Exercise prompt:
The records that follow must be reproduced in full, exactly as written.
---------- Task inputs
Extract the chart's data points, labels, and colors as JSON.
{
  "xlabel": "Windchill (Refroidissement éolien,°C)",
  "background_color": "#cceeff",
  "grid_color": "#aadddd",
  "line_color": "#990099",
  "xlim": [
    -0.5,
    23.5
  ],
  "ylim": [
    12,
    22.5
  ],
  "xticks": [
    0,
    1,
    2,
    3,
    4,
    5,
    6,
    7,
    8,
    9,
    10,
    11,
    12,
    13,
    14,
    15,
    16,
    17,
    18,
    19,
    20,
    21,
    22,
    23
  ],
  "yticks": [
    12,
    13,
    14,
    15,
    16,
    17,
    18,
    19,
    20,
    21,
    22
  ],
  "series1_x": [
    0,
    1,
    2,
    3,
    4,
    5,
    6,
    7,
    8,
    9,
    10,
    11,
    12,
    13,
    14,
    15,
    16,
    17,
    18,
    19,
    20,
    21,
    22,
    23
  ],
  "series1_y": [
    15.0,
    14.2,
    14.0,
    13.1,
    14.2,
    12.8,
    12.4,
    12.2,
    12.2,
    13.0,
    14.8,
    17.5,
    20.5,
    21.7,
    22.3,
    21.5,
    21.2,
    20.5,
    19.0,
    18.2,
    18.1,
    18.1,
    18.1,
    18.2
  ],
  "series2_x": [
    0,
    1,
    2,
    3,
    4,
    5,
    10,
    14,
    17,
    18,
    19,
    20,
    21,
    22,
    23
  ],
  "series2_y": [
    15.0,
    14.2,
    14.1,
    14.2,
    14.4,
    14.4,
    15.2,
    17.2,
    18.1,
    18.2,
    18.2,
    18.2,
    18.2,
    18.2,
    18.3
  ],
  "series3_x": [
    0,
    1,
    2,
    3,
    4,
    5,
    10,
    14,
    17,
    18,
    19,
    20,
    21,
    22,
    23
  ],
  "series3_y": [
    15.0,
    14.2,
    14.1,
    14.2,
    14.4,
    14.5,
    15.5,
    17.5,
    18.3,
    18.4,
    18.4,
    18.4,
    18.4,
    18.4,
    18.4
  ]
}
--------------------
Complete response:
Extract the chart's data points, labels, and colors as JSON.
{
  "xlabel": "Windchill (Refroidissement éolien,°C)",
  "background_color": "#cceeff",
  "grid_color": "#aadddd",
  "line_color": "#990099",
  "xlim": [
    -0.5,
    23.5
  ],
  "ylim": [
    12,
    22.5
  ],
  "xticks": [
    0,
    1,
    2,
    3,
    4,
    5,
    6,
    7,
    8,
    9,
    10,
    11,
    12,
    13,
    14,
    15,
    16,
    17,
    18,
    19,
    20,
    21,
    22,
    23
  ],
  "yticks": [
    12,
    13,
    14,
    15,
    16,
    17,
    18,
    19,
    20,
    21,
    22
  ],
  "series1_x": [
    0,
    1,
    2,
    3,
    4,
    5,
    6,
    7,
    8,
    9,
    10,
    11,
    12,
    13,
    14,
    15,
    16,
    17,
    18,
    19,
    20,
    21,
    22,
    23
  ],
  "series1_y": [
    15.0,
    14.2,
    14.0,
    13.1,
    14.2,
    12.8,
    12.4,
    12.2,
    12.2,
    13.0,
    14.8,
    17.5,
    20.5,
    21.7,
    22.3,
    21.5,
    21.2,
    20.5,
    19.0,
    18.2,
    18.1,
    18.1,
    18.1,
    18.2
  ],
  "series2_x": [
    0,
    1,
    2,
    3,
    4,
    5,
    10,
    14,
    17,
    18,
    19,
    20,
    21,
    22,
    23
  ],
  "series2_y": [
    15.0,
    14.2,
    14.1,
    14.2,
    14.4,
    14.4,
    15.2,
    17.2,
    18.1,
    18.2,
    18.2,
    18.2,
    18.2,
    18.2,
    18.3
  ],
  "series3_x": [
    0,
    1,
    2,
    3,
    4,
    5,
    10,
    14,
    17,
    18,
    19,
    20,
    21,
    22,
    23
  ],
  "series3_y": [
    15.0,
    14.2,
    14.1,
    14.2,
    14.4,
    14.5,
    15.5,
    17.5,
    18.3,
    18.4,
    18.4,
    18.4,
    18.4,
    18.4,
    18.4
  ]
}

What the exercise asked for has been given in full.